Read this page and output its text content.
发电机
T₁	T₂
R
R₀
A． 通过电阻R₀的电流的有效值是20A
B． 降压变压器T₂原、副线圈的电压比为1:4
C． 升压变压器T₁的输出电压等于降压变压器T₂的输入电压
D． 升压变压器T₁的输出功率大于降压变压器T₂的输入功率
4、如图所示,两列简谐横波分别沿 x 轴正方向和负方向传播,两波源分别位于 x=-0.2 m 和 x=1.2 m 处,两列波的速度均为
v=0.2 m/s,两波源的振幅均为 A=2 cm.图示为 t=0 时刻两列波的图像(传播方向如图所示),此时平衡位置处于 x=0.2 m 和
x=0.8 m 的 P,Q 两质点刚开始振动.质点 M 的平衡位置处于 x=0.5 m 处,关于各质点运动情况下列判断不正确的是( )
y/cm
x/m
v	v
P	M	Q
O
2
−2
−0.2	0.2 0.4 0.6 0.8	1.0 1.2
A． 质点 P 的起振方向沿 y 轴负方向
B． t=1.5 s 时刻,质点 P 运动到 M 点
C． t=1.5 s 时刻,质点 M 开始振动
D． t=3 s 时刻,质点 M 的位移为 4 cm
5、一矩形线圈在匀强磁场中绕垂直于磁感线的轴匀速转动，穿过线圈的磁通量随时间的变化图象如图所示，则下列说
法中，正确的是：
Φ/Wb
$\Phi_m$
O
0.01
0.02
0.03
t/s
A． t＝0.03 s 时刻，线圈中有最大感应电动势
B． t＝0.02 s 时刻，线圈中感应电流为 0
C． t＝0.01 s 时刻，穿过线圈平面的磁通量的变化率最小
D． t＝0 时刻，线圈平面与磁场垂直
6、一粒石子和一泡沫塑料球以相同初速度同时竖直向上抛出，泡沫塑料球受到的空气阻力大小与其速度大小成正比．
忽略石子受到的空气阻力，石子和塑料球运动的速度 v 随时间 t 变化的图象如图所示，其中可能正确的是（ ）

→ **WRITTEN TASK**: Type out the material again exactly as presented.

→ **SOLUTION**:
Read this page and output its text content.
发电机
T₁	T₂
R
R₀
A． 通过电阻R₀的电流的有效值是20A
B． 降压变压器T₂原、副线圈的电压比为1:4
C． 升压变压器T₁的输出电压等于降压变压器T₂的输入电压
D． 升压变压器T₁的输出功率大于降压变压器T₂的输入功率
4、如图所示,两列简谐横波分别沿 x 轴正方向和负方向传播,两波源分别位于 x=-0.2 m 和 x=1.2 m 处,两列波的速度均为
v=0.2 m/s,两波源的振幅均为 A=2 cm.图示为 t=0 时刻两列波的图像(传播方向如图所示),此时平衡位置处于 x=0.2 m 和
x=0.8 m 的 P,Q 两质点刚开始振动.质点 M 的平衡位置处于 x=0.5 m 处,关于各质点运动情况下列判断不正确的是( )
y/cm
x/m
v	v
P	M	Q
O
2
−2
−0.2	0.2 0.4 0.6 0.8	1.0 1.2
A． 质点 P 的起振方向沿 y 轴负方向
B． t=1.5 s 时刻,质点 P 运动到 M 点
C． t=1.5 s 时刻,质点 M 开始振动
D． t=3 s 时刻,质点 M 的位移为 4 cm
5、一矩形线圈在匀强磁场中绕垂直于磁感线的轴匀速转动，穿过线圈的磁通量随时间的变化图象如图所示，则下列说
法中，正确的是：
Φ/Wb
$\Phi_m$
O
0.01
0.02
0.03
t/s
A． t＝0.03 s 时刻，线圈中有最大感应电动势
B． t＝0.02 s 时刻，线圈中感应电流为 0
C． t＝0.01 s 时刻，穿过线圈平面的磁通量的变化率最小
D． t＝0 时刻，线圈平面与磁场垂直
6、一粒石子和一泡沫塑料球以相同初速度同时竖直向上抛出，泡沫塑料球受到的空气阻力大小与其速度大小成正比．
忽略石子受到的空气阻力，石子和塑料球运动的速度 v 随时间 t 变化的图象如图所示，其中可能正确的是（ ）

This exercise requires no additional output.